- [WHAT TO PRODUCE]: Can you give all the records again without altering a single character?

Stored records:
__________________________________________________
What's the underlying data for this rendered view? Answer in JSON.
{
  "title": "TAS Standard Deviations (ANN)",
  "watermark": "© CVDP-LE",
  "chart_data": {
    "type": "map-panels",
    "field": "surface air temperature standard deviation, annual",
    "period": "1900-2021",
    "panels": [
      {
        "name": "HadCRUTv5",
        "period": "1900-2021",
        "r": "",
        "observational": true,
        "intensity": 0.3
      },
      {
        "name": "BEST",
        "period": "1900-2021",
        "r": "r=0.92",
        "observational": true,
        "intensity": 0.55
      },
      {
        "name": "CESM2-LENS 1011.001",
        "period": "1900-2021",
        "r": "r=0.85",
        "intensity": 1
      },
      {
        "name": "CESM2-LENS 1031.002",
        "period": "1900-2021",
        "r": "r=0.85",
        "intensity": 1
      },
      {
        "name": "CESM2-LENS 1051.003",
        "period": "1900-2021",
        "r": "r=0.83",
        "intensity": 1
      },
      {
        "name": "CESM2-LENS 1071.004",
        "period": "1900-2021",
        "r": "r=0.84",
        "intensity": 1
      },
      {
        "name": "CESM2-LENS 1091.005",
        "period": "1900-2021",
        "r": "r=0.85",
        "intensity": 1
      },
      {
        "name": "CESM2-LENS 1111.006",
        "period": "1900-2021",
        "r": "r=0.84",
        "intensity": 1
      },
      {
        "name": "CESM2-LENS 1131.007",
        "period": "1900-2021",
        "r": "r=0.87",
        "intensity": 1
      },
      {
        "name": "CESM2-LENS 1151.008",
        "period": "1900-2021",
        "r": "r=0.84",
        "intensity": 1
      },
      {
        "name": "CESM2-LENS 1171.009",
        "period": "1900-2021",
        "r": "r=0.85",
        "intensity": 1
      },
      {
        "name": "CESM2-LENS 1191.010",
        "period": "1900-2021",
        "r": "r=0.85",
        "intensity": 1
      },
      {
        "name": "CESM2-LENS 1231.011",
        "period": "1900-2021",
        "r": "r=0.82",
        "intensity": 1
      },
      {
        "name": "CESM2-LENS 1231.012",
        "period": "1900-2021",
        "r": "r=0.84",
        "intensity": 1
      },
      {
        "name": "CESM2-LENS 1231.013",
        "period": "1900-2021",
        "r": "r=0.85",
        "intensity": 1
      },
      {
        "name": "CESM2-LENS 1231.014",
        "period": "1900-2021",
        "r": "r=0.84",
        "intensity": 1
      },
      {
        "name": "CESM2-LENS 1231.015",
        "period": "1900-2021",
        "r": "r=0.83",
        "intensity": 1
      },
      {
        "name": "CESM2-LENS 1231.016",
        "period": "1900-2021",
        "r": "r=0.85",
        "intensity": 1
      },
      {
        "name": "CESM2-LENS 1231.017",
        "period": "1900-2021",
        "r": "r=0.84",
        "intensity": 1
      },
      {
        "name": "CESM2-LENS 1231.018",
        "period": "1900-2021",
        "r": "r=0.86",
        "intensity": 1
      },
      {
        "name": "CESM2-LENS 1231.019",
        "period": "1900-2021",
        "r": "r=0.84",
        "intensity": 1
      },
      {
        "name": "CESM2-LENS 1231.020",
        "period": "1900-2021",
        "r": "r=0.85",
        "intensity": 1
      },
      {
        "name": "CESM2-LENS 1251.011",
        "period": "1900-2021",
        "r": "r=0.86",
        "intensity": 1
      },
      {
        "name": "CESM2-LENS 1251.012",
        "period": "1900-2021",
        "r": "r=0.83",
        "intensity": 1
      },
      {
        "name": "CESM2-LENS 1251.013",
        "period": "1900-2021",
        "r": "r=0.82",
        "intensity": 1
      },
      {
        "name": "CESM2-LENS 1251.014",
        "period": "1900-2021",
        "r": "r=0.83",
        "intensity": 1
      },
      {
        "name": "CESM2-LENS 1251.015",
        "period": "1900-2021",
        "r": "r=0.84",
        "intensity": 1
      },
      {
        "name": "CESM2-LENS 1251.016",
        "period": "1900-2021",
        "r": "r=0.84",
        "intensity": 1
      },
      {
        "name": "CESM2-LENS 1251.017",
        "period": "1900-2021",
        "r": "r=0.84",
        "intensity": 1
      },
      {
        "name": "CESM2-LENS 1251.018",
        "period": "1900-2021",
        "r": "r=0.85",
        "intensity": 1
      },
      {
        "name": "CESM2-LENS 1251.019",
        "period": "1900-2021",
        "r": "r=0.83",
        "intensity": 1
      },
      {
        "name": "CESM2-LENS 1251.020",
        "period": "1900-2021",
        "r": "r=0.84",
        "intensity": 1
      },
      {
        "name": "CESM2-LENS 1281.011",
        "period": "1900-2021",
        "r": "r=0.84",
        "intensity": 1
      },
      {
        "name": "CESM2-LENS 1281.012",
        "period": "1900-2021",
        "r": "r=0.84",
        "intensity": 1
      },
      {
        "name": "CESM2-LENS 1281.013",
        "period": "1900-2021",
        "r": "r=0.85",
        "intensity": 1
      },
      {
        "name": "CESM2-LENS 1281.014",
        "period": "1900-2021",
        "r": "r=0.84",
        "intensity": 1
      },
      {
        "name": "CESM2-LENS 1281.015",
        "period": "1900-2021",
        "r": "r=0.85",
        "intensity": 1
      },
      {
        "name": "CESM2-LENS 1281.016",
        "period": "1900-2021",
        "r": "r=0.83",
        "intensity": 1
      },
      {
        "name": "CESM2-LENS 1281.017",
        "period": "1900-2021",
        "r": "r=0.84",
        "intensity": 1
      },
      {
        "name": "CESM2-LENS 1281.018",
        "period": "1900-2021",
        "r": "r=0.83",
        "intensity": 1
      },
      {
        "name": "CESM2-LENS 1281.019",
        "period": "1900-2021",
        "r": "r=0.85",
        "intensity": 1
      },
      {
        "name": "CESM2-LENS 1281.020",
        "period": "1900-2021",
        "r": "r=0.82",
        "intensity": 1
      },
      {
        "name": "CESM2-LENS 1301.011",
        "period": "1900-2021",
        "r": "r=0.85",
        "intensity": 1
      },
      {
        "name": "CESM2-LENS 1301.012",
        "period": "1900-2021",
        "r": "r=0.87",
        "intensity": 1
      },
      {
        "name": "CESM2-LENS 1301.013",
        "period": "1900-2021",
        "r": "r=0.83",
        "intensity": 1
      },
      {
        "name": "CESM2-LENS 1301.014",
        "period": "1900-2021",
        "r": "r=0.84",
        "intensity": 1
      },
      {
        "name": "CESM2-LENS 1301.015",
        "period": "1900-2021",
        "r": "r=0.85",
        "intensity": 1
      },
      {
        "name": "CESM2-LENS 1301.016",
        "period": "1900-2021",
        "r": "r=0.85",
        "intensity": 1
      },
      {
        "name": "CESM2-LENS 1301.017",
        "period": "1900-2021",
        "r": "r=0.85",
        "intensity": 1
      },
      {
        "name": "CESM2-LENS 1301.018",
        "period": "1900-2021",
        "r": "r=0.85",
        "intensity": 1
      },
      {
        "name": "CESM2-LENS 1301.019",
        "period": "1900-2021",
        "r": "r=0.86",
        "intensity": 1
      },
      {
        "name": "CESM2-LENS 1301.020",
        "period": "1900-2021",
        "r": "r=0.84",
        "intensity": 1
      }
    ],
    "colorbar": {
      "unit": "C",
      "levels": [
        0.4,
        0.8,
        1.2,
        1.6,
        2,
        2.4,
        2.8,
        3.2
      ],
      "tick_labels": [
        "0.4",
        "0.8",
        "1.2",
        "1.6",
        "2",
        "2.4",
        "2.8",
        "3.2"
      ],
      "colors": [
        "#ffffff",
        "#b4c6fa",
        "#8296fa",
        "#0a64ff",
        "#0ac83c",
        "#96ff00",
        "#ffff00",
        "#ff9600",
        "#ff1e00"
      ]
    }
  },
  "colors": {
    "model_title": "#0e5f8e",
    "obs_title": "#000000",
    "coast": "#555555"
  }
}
__________________________________________________
- [FINISHED ANSWER]:
What's the underlying data for this rendered view? Answer in JSON.
{
  "title": "TAS Standard Deviations (ANN)",
  "watermark": "© CVDP-LE",
  "chart_data": {
    "type": "map-panels",
    "field": "surface air temperature standard deviation, annual",
    "period": "1900-2021",
    "panels": [
      {
        "name": "HadCRUTv5",
        "period": "1900-2021",
        "r": "",
        "observational": true,
        "intensity": 0.3
      },
      {
        "name": "BEST",
        "period": "1900-2021",
        "r": "r=0.92",
        "observational": true,
        "intensity": 0.55
      },
      {
        "name": "CESM2-LENS 1011.001",
        "period": "1900-2021",
        "r": "r=0.85",
        "intensity": 1
      },
      {
        "name": "CESM2-LENS 1031.002",
        "period": "1900-2021",
        "r": "r=0.85",
        "intensity": 1
      },
      {
        "name": "CESM2-LENS 1051.003",
        "period": "1900-2021",
        "r": "r=0.83",
        "intensity": 1
      },
      {
        "name": "CESM2-LENS 1071.004",
        "period": "1900-2021",
        "r": "r=0.84",
        "intensity": 1
      },
      {
        "name": "CESM2-LENS 1091.005",
        "period": "1900-2021",
        "r": "r=0.85",
        "intensity": 1
      },
      {
        "name": "CESM2-LENS 1111.006",
        "period": "1900-2021",
        "r": "r=0.84",
        "intensity": 1
      },
      {
        "name": "CESM2-LENS 1131.007",
        "period": "1900-2021",
        "r": "r=0.87",
        "intensity": 1
      },
      {
        "name": "CESM2-LENS 1151.008",
        "period": "1900-2021",
        "r": "r=0.84",
        "intensity": 1
      },
      {
        "name": "CESM2-LENS 1171.009",
        "period": "1900-2021",
        "r": "r=0.85",
        "intensity": 1
      },
      {
        "name": "CESM2-LENS 1191.010",
        "period": "1900-2021",
        "r": "r=0.85",
        "intensity": 1
      },
      {
        "name": "CESM2-LENS 1231.011",
        "period": "1900-2021",
        "r": "r=0.82",
        "intensity": 1
      },
      {
        "name": "CESM2-LENS 1231.012",
        "period": "1900-2021",
        "r": "r=0.84",
        "intensity": 1
      },
      {
        "name": "CESM2-LENS 1231.013",
        "period": "1900-2021",
        "r": "r=0.85",
        "intensity": 1
      },
      {
        "name": "CESM2-LENS 1231.014",
        "period": "1900-2021",
        "r": "r=0.84",
        "intensity": 1
      },
      {
        "name": "CESM2-LENS 1231.015",
        "period": "1900-2021",
        "r": "r=0.83",
        "intensity": 1
      },
      {
        "name": "CESM2-LENS 1231.016",
        "period": "1900-2021",
        "r": "r=0.85",
        "intensity": 1
      },
      {
        "name": "CESM2-LENS 1231.017",
        "period": "1900-2021",
        "r": "r=0.84",
        "intensity": 1
      },
      {
        "name": "CESM2-LENS 1231.018",
        "period": "1900-2021",
        "r": "r=0.86",
        "intensity": 1
      },
      {
        "name": "CESM2-LENS 1231.019",
        "period": "1900-2021",
        "r": "r=0.84",
        "intensity": 1
      },
      {
        "name": "CESM2-LENS 1231.020",
        "period": "1900-2021",
        "r": "r=0.85",
        "intensity": 1
      },
      {
        "name": "CESM2-LENS 1251.011",
        "period": "1900-2021",
        "r": "r=0.86",
        "intensity": 1
      },
      {
        "name": "CESM2-LENS 1251.012",
        "period": "1900-2021",
        "r": "r=0.83",
        "intensity": 1
      },
      {
        "name": "CESM2-LENS 1251.013",
        "period": "1900-2021",
        "r": "r=0.82",
        "intensity": 1
      },
      {
        "name": "CESM2-LENS 1251.014",
        "period": "1900-2021",
        "r": "r=0.83",
        "intensity": 1
      },
      {
        "name": "CESM2-LENS 1251.015",
        "period": "1900-2021",
        "r": "r=0.84",
        "intensity": 1
      },
      {
        "name": "CESM2-LENS 1251.016",
        "period": "1900-2021",
        "r": "r=0.84",
        "intensity": 1
      },
      {
        "name": "CESM2-LENS 1251.017",
        "period": "1900-2021",
        "r": "r=0.84",
        "intensity": 1
      },
      {
        "name": "CESM2-LENS 1251.018",
        "period": "1900-2021",
        "r": "r=0.85",
        "intensity": 1
      },
      {
        "name": "CESM2-LENS 1251.019",
        "period": "1900-2021",
        "r": "r=0.83",
        "intensity": 1
      },
      {
        "name": "CESM2-LENS 1251.020",
        "period": "1900-2021",
        "r": "r=0.84",
        "intensity": 1
      },
      {
        "name": "CESM2-LENS 1281.011",
        "period": "1900-2021",
        "r": "r=0.84",
        "intensity": 1
      },
      {
        "name": "CESM2-LENS 1281.012",
        "period": "1900-2021",
        "r": "r=0.84",
        "intensity": 1
      },
      {
        "name": "CESM2-LENS 1281.013",
        "period": "1900-2021",
        "r": "r=0.85",
        "intensity": 1
      },
      {
        "name": "CESM2-LENS 1281.014",
        "period": "1900-2021",
        "r": "r=0.84",
        "intensity": 1
      },
      {
        "name": "CESM2-LENS 1281.015",
        "period": "1900-2021",
        "r": "r=0.85",
        "intensity": 1
      },
      {
        "name": "CESM2-LENS 1281.016",
        "period": "1900-2021",
        "r": "r=0.83",
        "intensity": 1
      },
      {
        "name": "CESM2-LENS 1281.017",
        "period": "1900-2021",
        "r": "r=0.84",
        "intensity": 1
      },
      {
        "name": "CESM2-LENS 1281.018",
        "period": "1900-2021",
        "r": "r=0.83",
        "intensity": 1
      },
      {
        "name": "CESM2-LENS 1281.019",
        "period": "1900-2021",
        "r": "r=0.85",
        "intensity": 1
      },
      {
        "name": "CESM2-LENS 1281.020",
        "period": "1900-2021",
        "r": "r=0.82",
        "intensity": 1
      },
      {
        "name": "CESM2-LENS 1301.011",
        "period": "1900-2021",
        "r": "r=0.85",
        "intensity": 1
      },
      {
        "name": "CESM2-LENS 1301.012",
        "period": "1900-2021",
        "r": "r=0.87",
        "intensity": 1
      },
      {
        "name": "CESM2-LENS 1301.013",
        "period": "1900-2021",
        "r": "r=0.83",
        "intensity": 1
      },
      {
        "name": "CESM2-LENS 1301.014",
        "period": "1900-2021",
        "r": "r=0.84",
        "intensity": 1
      },
      {
        "name": "CESM2-LENS 1301.015",
        "period": "1900-2021",
        "r": "r=0.85",
        "intensity": 1
      },
      {
        "name": "CESM2-LENS 1301.016",
        "period": "1900-2021",
        "r": "r=0.85",
        "intensity": 1
      },
      {
        "name": "CESM2-LENS 1301.017",
        "period": "1900-2021",
        "r": "r=0.85",
        "intensity": 1
      },
      {
        "name": "CESM2-LENS 1301.018",
        "period": "1900-2021",
        "r": "r=0.85",
        "intensity": 1
      },
      {
        "name": "CESM2-LENS 1301.019",
        "period": "1900-2021",
        "r": "r=0.86",
        "intensity": 1
      },
      {
        "name": "CESM2-LENS 1301.020",
        "period": "1900-2021",
        "r": "r=0.84",
        "intensity": 1
      }
    ],
    "colorbar": {
      "unit": "C",
      "levels": [
        0.4,
        0.8,
        1.2,
        1.6,
        2,
        2.4,
        2.8,
        3.2
      ],
      "tick_labels": [
        "0.4",
        "0.8",
        "1.2",
        "1.6",
        "2",
        "2.4",
        "2.8",
        "3.2"
      ],
      "colors": [
        "#ffffff",
        "#b4c6fa",
        "#8296fa",
        "#0a64ff",
        "#0ac83c",
        "#96ff00",
        "#ffff00",
        "#ff9600",
        "#ff1e00"
      ]
    }
  },
  "colors": {
    "model_title": "#0e5f8e",
    "obs_title": "#000000",
    "coast": "#555555"
  }
}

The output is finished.